Start DATA SHOWN

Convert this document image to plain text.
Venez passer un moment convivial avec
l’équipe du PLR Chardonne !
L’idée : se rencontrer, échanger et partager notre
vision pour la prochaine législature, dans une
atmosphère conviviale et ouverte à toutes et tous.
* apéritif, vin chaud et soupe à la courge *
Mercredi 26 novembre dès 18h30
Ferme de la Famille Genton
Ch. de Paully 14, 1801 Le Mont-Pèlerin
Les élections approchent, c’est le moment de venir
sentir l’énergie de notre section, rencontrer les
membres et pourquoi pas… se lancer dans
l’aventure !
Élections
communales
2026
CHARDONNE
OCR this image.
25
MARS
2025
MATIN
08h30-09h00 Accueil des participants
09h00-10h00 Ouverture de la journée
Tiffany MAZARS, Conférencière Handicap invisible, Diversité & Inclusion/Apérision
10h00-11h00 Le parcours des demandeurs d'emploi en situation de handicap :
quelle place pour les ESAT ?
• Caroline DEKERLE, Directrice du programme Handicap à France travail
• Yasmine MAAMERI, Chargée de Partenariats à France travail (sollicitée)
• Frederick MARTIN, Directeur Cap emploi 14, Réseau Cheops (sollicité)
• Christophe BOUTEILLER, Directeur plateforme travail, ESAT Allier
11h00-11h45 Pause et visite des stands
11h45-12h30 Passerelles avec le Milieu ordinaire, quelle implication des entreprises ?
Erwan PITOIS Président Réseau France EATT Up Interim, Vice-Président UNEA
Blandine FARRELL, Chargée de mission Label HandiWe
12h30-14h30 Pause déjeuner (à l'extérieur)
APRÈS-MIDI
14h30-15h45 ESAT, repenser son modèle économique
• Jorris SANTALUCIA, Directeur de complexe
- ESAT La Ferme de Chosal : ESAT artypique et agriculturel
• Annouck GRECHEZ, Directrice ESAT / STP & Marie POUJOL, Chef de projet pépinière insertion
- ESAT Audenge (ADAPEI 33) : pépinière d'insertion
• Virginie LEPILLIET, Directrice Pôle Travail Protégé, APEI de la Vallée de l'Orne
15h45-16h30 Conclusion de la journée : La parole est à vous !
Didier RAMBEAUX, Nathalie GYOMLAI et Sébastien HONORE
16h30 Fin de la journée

End DATA SHOWN

DIRECTIONS: Exactly as shown, repeat every record.

THE SOLUTION:
Convert this document image to plain text.
Venez passer un moment convivial avec
l’équipe du PLR Chardonne !
L’idée : se rencontrer, échanger et partager notre
vision pour la prochaine législature, dans une
atmosphère conviviale et ouverte à toutes et tous.
* apéritif, vin chaud et soupe à la courge *
Mercredi 26 novembre dès 18h30
Ferme de la Famille Genton
Ch. de Paully 14, 1801 Le Mont-Pèlerin
Les élections approchent, c’est le moment de venir
sentir l’énergie de notre section, rencontrer les
membres et pourquoi pas… se lancer dans
l’aventure !
Élections
communales
2026
CHARDONNE
OCR this image.
25
MARS
2025
MATIN
08h30-09h00 Accueil des participants
09h00-10h00 Ouverture de la journée
Tiffany MAZARS, Conférencière Handicap invisible, Diversité & Inclusion/Apérision
10h00-11h00 Le parcours des demandeurs d'emploi en situation de handicap :
quelle place pour les ESAT ?
• Caroline DEKERLE, Directrice du programme Handicap à France travail
• Yasmine MAAMERI, Chargée de Partenariats à France travail (sollicitée)
• Frederick MARTIN, Directeur Cap emploi 14, Réseau Cheops (sollicité)
• Christophe BOUTEILLER, Directeur plateforme travail, ESAT Allier
11h00-11h45 Pause et visite des stands
11h45-12h30 Passerelles avec le Milieu ordinaire, quelle implication des entreprises ?
Erwan PITOIS Président Réseau France EATT Up Interim, Vice-Président UNEA
Blandine FARRELL, Chargée de mission Label HandiWe
12h30-14h30 Pause déjeuner (à l'extérieur)
APRÈS-MIDI
14h30-15h45 ESAT, repenser son modèle économique
• Jorris SANTALUCIA, Directeur de complexe
- ESAT La Ferme de Chosal : ESAT artypique et agriculturel
• Annouck GRECHEZ, Directrice ESAT / STP & Marie POUJOL, Chef de projet pépinière insertion
- ESAT Audenge (ADAPEI 33) : pépinière d'insertion
• Virginie LEPILLIET, Directrice Pôle Travail Protégé, APEI de la Vallée de l'Orne
15h45-16h30 Conclusion de la journée : La parole est à vous !
Didier RAMBEAUX, Nathalie GYOMLAI et Sébastien HONORE
16h30 Fin de la journée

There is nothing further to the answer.